====== DATA EXCERPTS ======
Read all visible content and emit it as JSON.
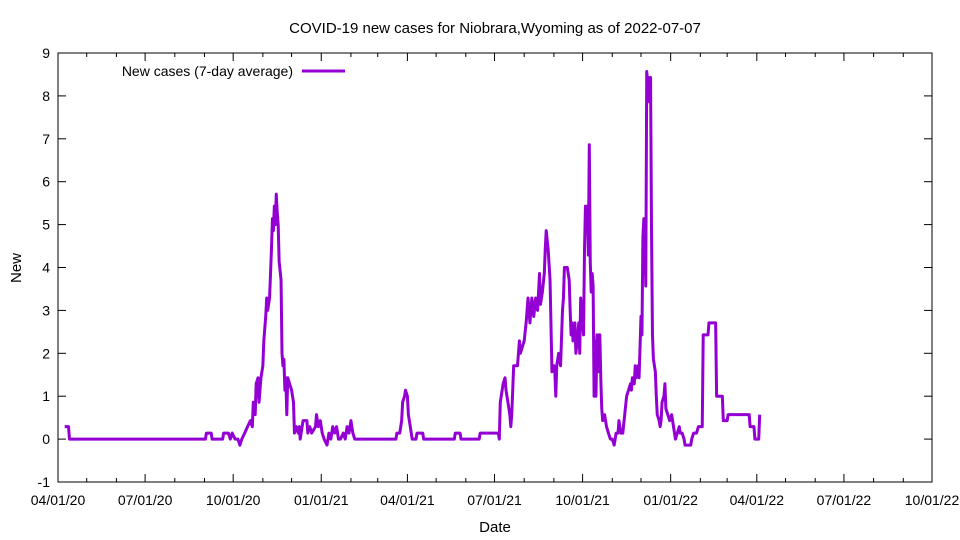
{
  "chart_data": {
    "type": "line",
    "title": "COVID-19 new cases for Niobrara,Wyoming as of 2022-07-07",
    "xlabel": "Date",
    "ylabel": "New",
    "xlim": [
      "2020-04-01",
      "2022-10-01"
    ],
    "ylim": [
      -1,
      9
    ],
    "x_ticks": [
      "04/01/20",
      "07/01/20",
      "10/01/20",
      "01/01/21",
      "04/01/21",
      "07/01/21",
      "10/01/21",
      "01/01/22",
      "04/01/22",
      "07/01/22",
      "10/01/22"
    ],
    "y_ticks": [
      -1,
      0,
      1,
      2,
      3,
      4,
      5,
      6,
      7,
      8,
      9
    ],
    "grid": false,
    "legend_position": "top-left",
    "series": [
      {
        "name": "New cases (7-day average)",
        "color": "#9400D3",
        "points": [
          [
            "2020-04-08",
            0.29
          ],
          [
            "2020-04-12",
            0.29
          ],
          [
            "2020-04-13",
            0
          ],
          [
            "2020-09-02",
            0
          ],
          [
            "2020-09-03",
            0.14
          ],
          [
            "2020-09-08",
            0.14
          ],
          [
            "2020-09-09",
            0
          ],
          [
            "2020-09-20",
            0
          ],
          [
            "2020-09-21",
            0.14
          ],
          [
            "2020-09-26",
            0.14
          ],
          [
            "2020-09-28",
            0
          ],
          [
            "2020-09-30",
            0.14
          ],
          [
            "2020-10-03",
            0
          ],
          [
            "2020-10-06",
            0
          ],
          [
            "2020-10-08",
            -0.14
          ],
          [
            "2020-10-10",
            0
          ],
          [
            "2020-10-13",
            0.14
          ],
          [
            "2020-10-16",
            0.29
          ],
          [
            "2020-10-19",
            0.43
          ],
          [
            "2020-10-21",
            0.29
          ],
          [
            "2020-10-22",
            0.86
          ],
          [
            "2020-10-24",
            0.57
          ],
          [
            "2020-10-25",
            1.29
          ],
          [
            "2020-10-27",
            1.43
          ],
          [
            "2020-10-28",
            0.86
          ],
          [
            "2020-10-30",
            1.43
          ],
          [
            "2020-11-01",
            1.71
          ],
          [
            "2020-11-02",
            2.29
          ],
          [
            "2020-11-04",
            2.86
          ],
          [
            "2020-11-05",
            3.29
          ],
          [
            "2020-11-06",
            3.0
          ],
          [
            "2020-11-08",
            3.29
          ],
          [
            "2020-11-09",
            3.86
          ],
          [
            "2020-11-10",
            4.43
          ],
          [
            "2020-11-11",
            5.14
          ],
          [
            "2020-11-12",
            4.86
          ],
          [
            "2020-11-13",
            5.43
          ],
          [
            "2020-11-14",
            5.0
          ],
          [
            "2020-11-15",
            5.71
          ],
          [
            "2020-11-16",
            5.29
          ],
          [
            "2020-11-17",
            5.0
          ],
          [
            "2020-11-18",
            4.14
          ],
          [
            "2020-11-20",
            3.71
          ],
          [
            "2020-11-21",
            2.0
          ],
          [
            "2020-11-22",
            1.71
          ],
          [
            "2020-11-23",
            1.86
          ],
          [
            "2020-11-24",
            1.14
          ],
          [
            "2020-11-25",
            1.43
          ],
          [
            "2020-11-26",
            0.57
          ],
          [
            "2020-11-27",
            1.43
          ],
          [
            "2020-12-01",
            1.14
          ],
          [
            "2020-12-03",
            0.86
          ],
          [
            "2020-12-04",
            0.14
          ],
          [
            "2020-12-06",
            0.29
          ],
          [
            "2020-12-08",
            0.14
          ],
          [
            "2020-12-09",
            0.29
          ],
          [
            "2020-12-10",
            0
          ],
          [
            "2020-12-12",
            0.29
          ],
          [
            "2020-12-13",
            0.43
          ],
          [
            "2020-12-17",
            0.43
          ],
          [
            "2020-12-18",
            0.14
          ],
          [
            "2020-12-20",
            0.29
          ],
          [
            "2020-12-22",
            0.14
          ],
          [
            "2020-12-26",
            0.29
          ],
          [
            "2020-12-27",
            0.57
          ],
          [
            "2020-12-29",
            0.29
          ],
          [
            "2020-12-31",
            0.43
          ],
          [
            "2021-01-02",
            0.14
          ],
          [
            "2021-01-04",
            0
          ],
          [
            "2021-01-07",
            -0.14
          ],
          [
            "2021-01-09",
            0.14
          ],
          [
            "2021-01-11",
            0
          ],
          [
            "2021-01-13",
            0.29
          ],
          [
            "2021-01-15",
            0.14
          ],
          [
            "2021-01-17",
            0.29
          ],
          [
            "2021-01-19",
            0
          ],
          [
            "2021-01-21",
            0
          ],
          [
            "2021-01-24",
            0.14
          ],
          [
            "2021-01-26",
            0
          ],
          [
            "2021-01-28",
            0.29
          ],
          [
            "2021-01-30",
            0.14
          ],
          [
            "2021-02-01",
            0.43
          ],
          [
            "2021-02-03",
            0.14
          ],
          [
            "2021-02-05",
            0
          ],
          [
            "2021-03-20",
            0
          ],
          [
            "2021-03-21",
            0.14
          ],
          [
            "2021-03-24",
            0.14
          ],
          [
            "2021-03-26",
            0.43
          ],
          [
            "2021-03-27",
            0.86
          ],
          [
            "2021-03-29",
            1.0
          ],
          [
            "2021-03-30",
            1.14
          ],
          [
            "2021-04-01",
            1.0
          ],
          [
            "2021-04-02",
            0.57
          ],
          [
            "2021-04-04",
            0.29
          ],
          [
            "2021-04-06",
            0
          ],
          [
            "2021-04-10",
            0
          ],
          [
            "2021-04-11",
            0.14
          ],
          [
            "2021-04-17",
            0.14
          ],
          [
            "2021-04-18",
            0
          ],
          [
            "2021-05-20",
            0
          ],
          [
            "2021-05-21",
            0.14
          ],
          [
            "2021-05-26",
            0.14
          ],
          [
            "2021-05-27",
            0
          ],
          [
            "2021-06-15",
            0
          ],
          [
            "2021-06-16",
            0.14
          ],
          [
            "2021-07-05",
            0.14
          ],
          [
            "2021-07-06",
            0
          ],
          [
            "2021-07-07",
            0.86
          ],
          [
            "2021-07-08",
            1.0
          ],
          [
            "2021-07-10",
            1.29
          ],
          [
            "2021-07-12",
            1.43
          ],
          [
            "2021-07-13",
            1.14
          ],
          [
            "2021-07-15",
            0.86
          ],
          [
            "2021-07-17",
            0.57
          ],
          [
            "2021-07-18",
            0.29
          ],
          [
            "2021-07-19",
            0.57
          ],
          [
            "2021-07-21",
            1.71
          ],
          [
            "2021-07-25",
            1.71
          ],
          [
            "2021-07-27",
            2.29
          ],
          [
            "2021-07-28",
            2.0
          ],
          [
            "2021-08-01",
            2.29
          ],
          [
            "2021-08-03",
            2.71
          ],
          [
            "2021-08-05",
            3.29
          ],
          [
            "2021-08-07",
            2.71
          ],
          [
            "2021-08-09",
            3.29
          ],
          [
            "2021-08-11",
            2.86
          ],
          [
            "2021-08-13",
            3.29
          ],
          [
            "2021-08-15",
            3.0
          ],
          [
            "2021-08-17",
            3.86
          ],
          [
            "2021-08-18",
            3.14
          ],
          [
            "2021-08-20",
            3.43
          ],
          [
            "2021-08-22",
            3.86
          ],
          [
            "2021-08-23",
            4.43
          ],
          [
            "2021-08-24",
            4.86
          ],
          [
            "2021-08-26",
            4.43
          ],
          [
            "2021-08-28",
            3.71
          ],
          [
            "2021-08-30",
            1.57
          ],
          [
            "2021-09-01",
            1.71
          ],
          [
            "2021-09-02",
            1.57
          ],
          [
            "2021-09-03",
            1.0
          ],
          [
            "2021-09-04",
            1.71
          ],
          [
            "2021-09-06",
            2.0
          ],
          [
            "2021-09-08",
            1.71
          ],
          [
            "2021-09-10",
            3.0
          ],
          [
            "2021-09-11",
            3.29
          ],
          [
            "2021-09-12",
            4.0
          ],
          [
            "2021-09-15",
            4.0
          ],
          [
            "2021-09-17",
            3.71
          ],
          [
            "2021-09-18",
            3.0
          ],
          [
            "2021-09-19",
            2.43
          ],
          [
            "2021-09-20",
            2.71
          ],
          [
            "2021-09-21",
            2.29
          ],
          [
            "2021-09-23",
            2.71
          ],
          [
            "2021-09-24",
            2.0
          ],
          [
            "2021-09-26",
            2.43
          ],
          [
            "2021-09-27",
            2.71
          ],
          [
            "2021-09-28",
            2.0
          ],
          [
            "2021-09-29",
            3.29
          ],
          [
            "2021-10-01",
            2.71
          ],
          [
            "2021-10-02",
            2.43
          ],
          [
            "2021-10-03",
            4.43
          ],
          [
            "2021-10-04",
            5.43
          ],
          [
            "2021-10-05",
            4.86
          ],
          [
            "2021-10-06",
            5.43
          ],
          [
            "2021-10-07",
            4.29
          ],
          [
            "2021-10-08",
            6.86
          ],
          [
            "2021-10-09",
            4.14
          ],
          [
            "2021-10-10",
            3.43
          ],
          [
            "2021-10-11",
            3.86
          ],
          [
            "2021-10-12",
            3.57
          ],
          [
            "2021-10-13",
            1.0
          ],
          [
            "2021-10-14",
            2.29
          ],
          [
            "2021-10-15",
            1.0
          ],
          [
            "2021-10-16",
            2.43
          ],
          [
            "2021-10-17",
            1.57
          ],
          [
            "2021-10-18",
            2.43
          ],
          [
            "2021-10-19",
            2.43
          ],
          [
            "2021-10-20",
            1.43
          ],
          [
            "2021-10-21",
            0.71
          ],
          [
            "2021-10-22",
            0.43
          ],
          [
            "2021-10-24",
            0.57
          ],
          [
            "2021-10-26",
            0.29
          ],
          [
            "2021-10-28",
            0.14
          ],
          [
            "2021-10-30",
            0
          ],
          [
            "2021-11-01",
            0
          ],
          [
            "2021-11-03",
            -0.14
          ],
          [
            "2021-11-05",
            0.14
          ],
          [
            "2021-11-07",
            0.14
          ],
          [
            "2021-11-08",
            0.43
          ],
          [
            "2021-11-10",
            0.14
          ],
          [
            "2021-11-12",
            0.14
          ],
          [
            "2021-11-14",
            0.57
          ],
          [
            "2021-11-16",
            1.0
          ],
          [
            "2021-11-18",
            1.14
          ],
          [
            "2021-11-20",
            1.29
          ],
          [
            "2021-11-21",
            1.14
          ],
          [
            "2021-11-22",
            1.43
          ],
          [
            "2021-11-24",
            1.29
          ],
          [
            "2021-11-25",
            1.71
          ],
          [
            "2021-11-26",
            1.43
          ],
          [
            "2021-11-28",
            1.71
          ],
          [
            "2021-11-29",
            1.43
          ],
          [
            "2021-12-01",
            2.86
          ],
          [
            "2021-12-02",
            2.43
          ],
          [
            "2021-12-03",
            4.71
          ],
          [
            "2021-12-04",
            5.14
          ],
          [
            "2021-12-05",
            4.86
          ],
          [
            "2021-12-06",
            3.57
          ],
          [
            "2021-12-07",
            8.57
          ],
          [
            "2021-12-08",
            8.29
          ],
          [
            "2021-12-09",
            8.43
          ],
          [
            "2021-12-10",
            7.86
          ],
          [
            "2021-12-11",
            8.43
          ],
          [
            "2021-12-12",
            4.86
          ],
          [
            "2021-12-13",
            2.43
          ],
          [
            "2021-12-14",
            1.86
          ],
          [
            "2021-12-16",
            1.57
          ],
          [
            "2021-12-17",
            1.0
          ],
          [
            "2021-12-18",
            0.57
          ],
          [
            "2021-12-20",
            0.43
          ],
          [
            "2021-12-21",
            0.29
          ],
          [
            "2021-12-22",
            0.43
          ],
          [
            "2021-12-23",
            0.86
          ],
          [
            "2021-12-25",
            1.0
          ],
          [
            "2021-12-26",
            1.29
          ],
          [
            "2021-12-27",
            0.71
          ],
          [
            "2021-12-29",
            0.57
          ],
          [
            "2021-12-31",
            0.43
          ],
          [
            "2022-01-02",
            0.57
          ],
          [
            "2022-01-04",
            0.29
          ],
          [
            "2022-01-06",
            0
          ],
          [
            "2022-01-08",
            0.14
          ],
          [
            "2022-01-10",
            0.29
          ],
          [
            "2022-01-11",
            0.14
          ],
          [
            "2022-01-13",
            0.14
          ],
          [
            "2022-01-15",
            0
          ],
          [
            "2022-01-16",
            -0.14
          ],
          [
            "2022-01-22",
            -0.14
          ],
          [
            "2022-01-23",
            0
          ],
          [
            "2022-01-25",
            0.14
          ],
          [
            "2022-01-28",
            0.14
          ],
          [
            "2022-01-30",
            0.29
          ],
          [
            "2022-02-03",
            0.29
          ],
          [
            "2022-02-04",
            2.43
          ],
          [
            "2022-02-09",
            2.43
          ],
          [
            "2022-02-10",
            2.71
          ],
          [
            "2022-02-17",
            2.71
          ],
          [
            "2022-02-18",
            1.0
          ],
          [
            "2022-02-24",
            1.0
          ],
          [
            "2022-02-25",
            0.43
          ],
          [
            "2022-03-01",
            0.43
          ],
          [
            "2022-03-02",
            0.57
          ],
          [
            "2022-03-24",
            0.57
          ],
          [
            "2022-03-25",
            0.29
          ],
          [
            "2022-03-29",
            0.29
          ],
          [
            "2022-03-30",
            0
          ],
          [
            "2022-04-03",
            0
          ],
          [
            "2022-04-04",
            0.57
          ]
        ]
      }
    ]
  }
}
======
◆ **WORK REQUIRED**
Which lines above contain "cases"? Show each of them.

◆ **THE ANSWER**
    "title": "COVID-19 new cases for Niobrara,Wyoming as of 2022-07-07",
        "name": "New cases (7-day average)",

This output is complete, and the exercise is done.